## Task details
Check every line below for the word "Different" and copy the ones that have it.

## Dataset excerpts
↓↓↓

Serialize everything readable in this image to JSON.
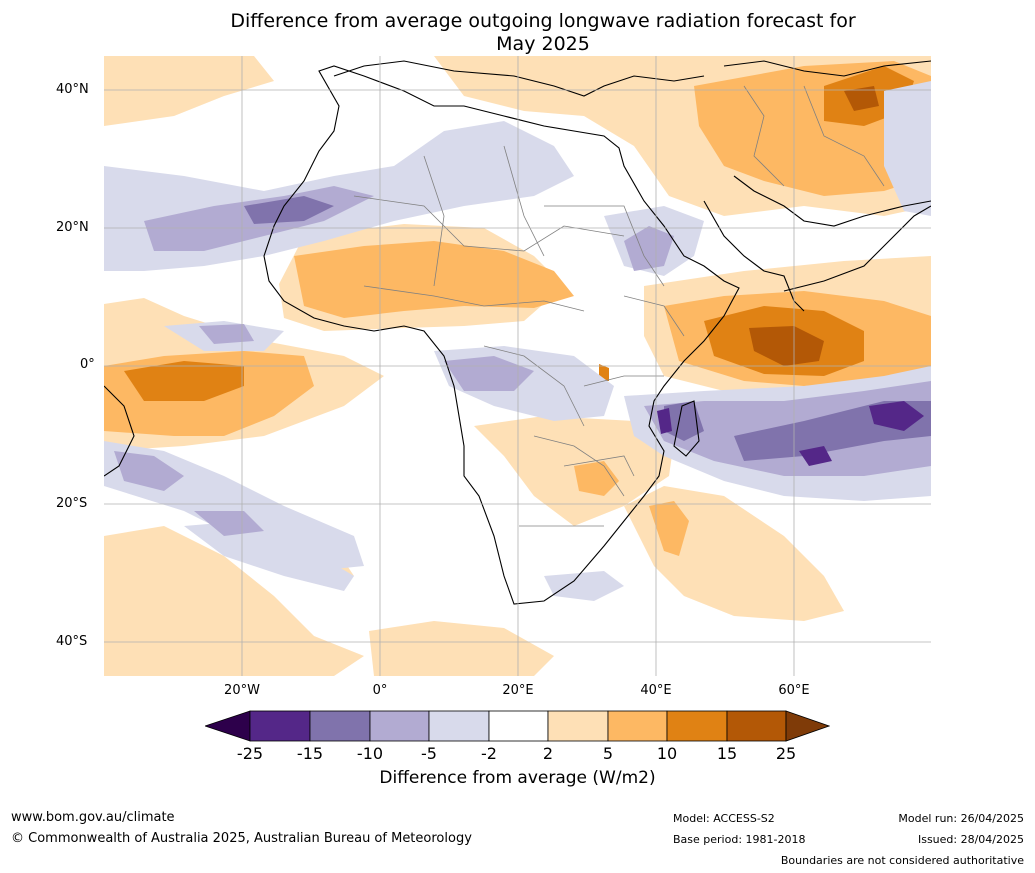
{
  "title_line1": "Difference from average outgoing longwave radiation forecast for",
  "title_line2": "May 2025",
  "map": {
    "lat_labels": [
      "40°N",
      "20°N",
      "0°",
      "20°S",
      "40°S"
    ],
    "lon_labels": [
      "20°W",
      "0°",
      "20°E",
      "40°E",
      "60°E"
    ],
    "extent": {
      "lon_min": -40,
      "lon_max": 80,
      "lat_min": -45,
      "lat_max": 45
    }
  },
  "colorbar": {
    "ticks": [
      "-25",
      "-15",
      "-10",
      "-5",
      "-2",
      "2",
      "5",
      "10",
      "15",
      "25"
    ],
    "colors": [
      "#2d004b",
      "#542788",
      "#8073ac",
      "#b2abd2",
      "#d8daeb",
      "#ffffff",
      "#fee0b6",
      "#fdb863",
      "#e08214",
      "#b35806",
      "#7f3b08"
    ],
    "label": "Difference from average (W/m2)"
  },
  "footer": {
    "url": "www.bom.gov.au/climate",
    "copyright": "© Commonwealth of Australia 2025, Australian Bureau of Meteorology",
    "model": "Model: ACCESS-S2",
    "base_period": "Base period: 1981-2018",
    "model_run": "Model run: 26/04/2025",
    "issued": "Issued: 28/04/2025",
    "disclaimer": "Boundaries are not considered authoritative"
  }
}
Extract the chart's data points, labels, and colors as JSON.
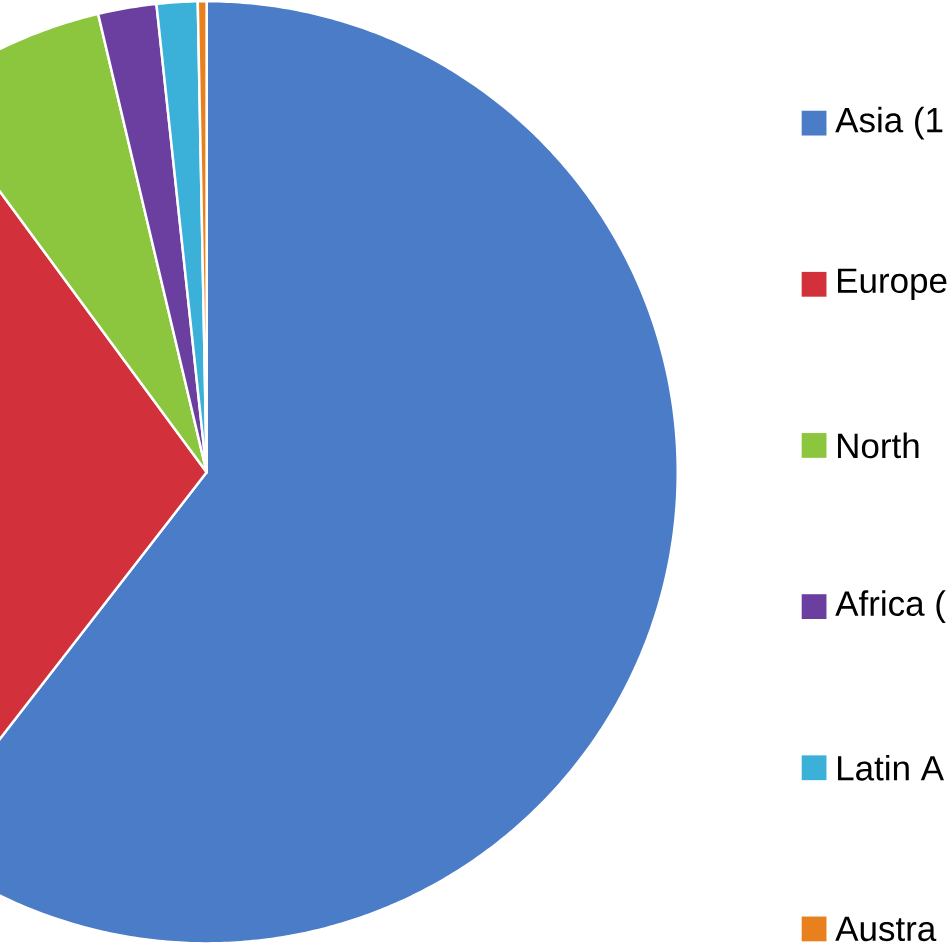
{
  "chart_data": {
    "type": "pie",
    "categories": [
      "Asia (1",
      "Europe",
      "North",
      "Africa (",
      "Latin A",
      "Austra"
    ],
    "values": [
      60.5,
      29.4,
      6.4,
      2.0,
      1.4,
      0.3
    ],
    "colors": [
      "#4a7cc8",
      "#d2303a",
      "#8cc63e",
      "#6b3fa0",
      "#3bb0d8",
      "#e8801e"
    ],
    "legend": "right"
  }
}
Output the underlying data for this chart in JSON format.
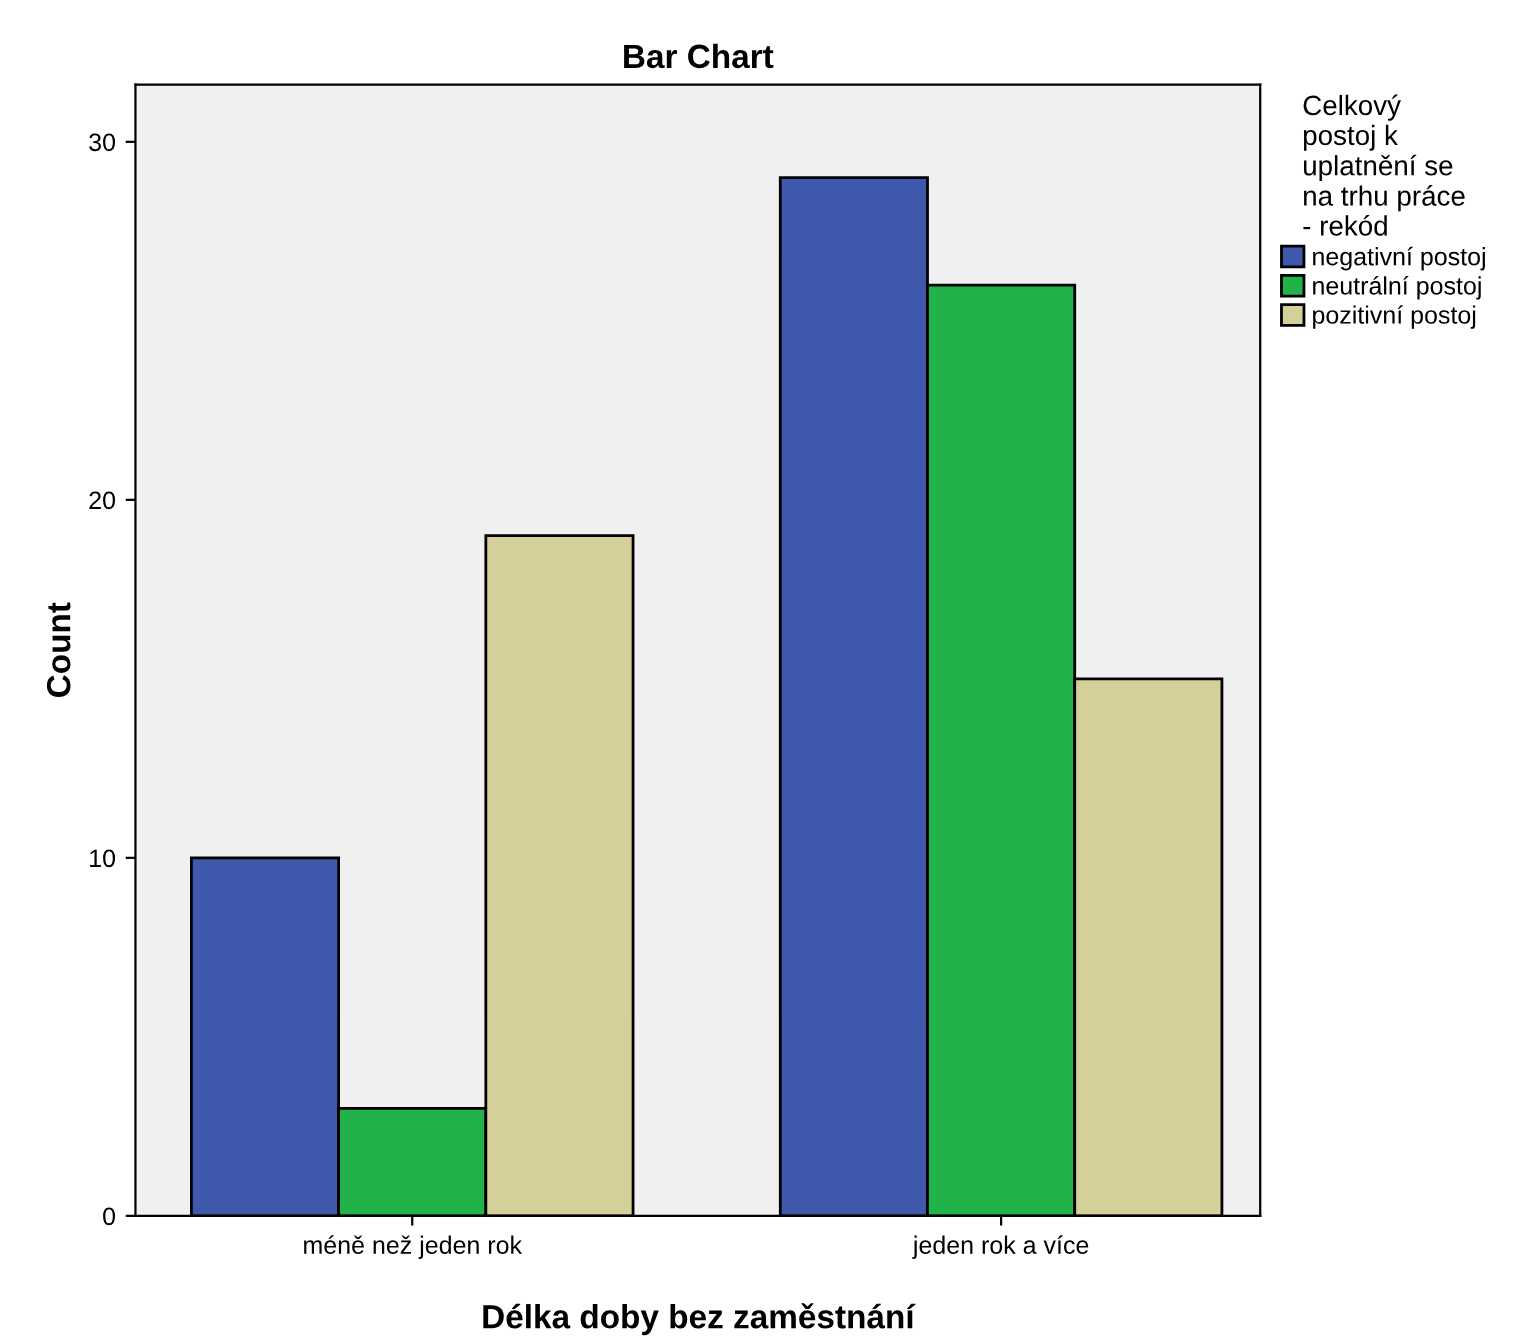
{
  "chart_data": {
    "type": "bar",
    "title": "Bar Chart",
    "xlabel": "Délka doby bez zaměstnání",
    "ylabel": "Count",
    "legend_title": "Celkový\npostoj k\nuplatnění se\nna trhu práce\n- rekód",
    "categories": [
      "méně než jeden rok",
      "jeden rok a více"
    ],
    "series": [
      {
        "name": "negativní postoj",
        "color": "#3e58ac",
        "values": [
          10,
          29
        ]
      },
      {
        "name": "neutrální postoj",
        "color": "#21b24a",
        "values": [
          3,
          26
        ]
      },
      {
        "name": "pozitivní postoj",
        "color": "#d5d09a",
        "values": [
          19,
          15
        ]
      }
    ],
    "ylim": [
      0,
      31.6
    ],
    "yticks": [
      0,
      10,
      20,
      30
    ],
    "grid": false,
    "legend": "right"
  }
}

↑↑↑
↓↓↓

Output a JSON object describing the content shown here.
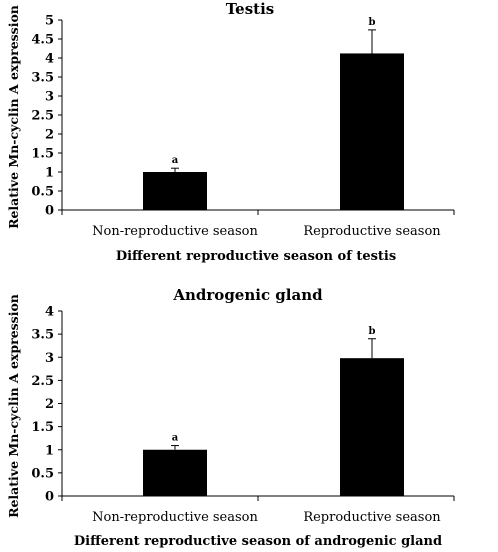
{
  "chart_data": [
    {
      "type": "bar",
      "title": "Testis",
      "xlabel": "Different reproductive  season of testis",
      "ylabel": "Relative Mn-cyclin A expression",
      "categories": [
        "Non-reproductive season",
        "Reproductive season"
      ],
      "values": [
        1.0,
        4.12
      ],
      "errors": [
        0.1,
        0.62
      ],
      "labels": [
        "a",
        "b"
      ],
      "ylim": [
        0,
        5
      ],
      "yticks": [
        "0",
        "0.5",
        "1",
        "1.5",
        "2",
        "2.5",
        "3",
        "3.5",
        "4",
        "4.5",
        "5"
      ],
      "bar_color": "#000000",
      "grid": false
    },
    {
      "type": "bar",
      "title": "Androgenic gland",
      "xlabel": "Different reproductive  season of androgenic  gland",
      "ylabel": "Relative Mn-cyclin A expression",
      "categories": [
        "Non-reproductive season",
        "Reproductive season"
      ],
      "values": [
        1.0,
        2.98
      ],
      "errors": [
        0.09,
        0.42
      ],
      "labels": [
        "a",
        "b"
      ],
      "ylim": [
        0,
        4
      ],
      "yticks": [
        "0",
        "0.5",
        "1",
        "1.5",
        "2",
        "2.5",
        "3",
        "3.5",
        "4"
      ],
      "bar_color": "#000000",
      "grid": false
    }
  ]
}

↑↑↑

## Complete output
      "xlabel": "Different reproductive  season of testis",
      "xlabel": "Different reproductive  season of androgenic  gland",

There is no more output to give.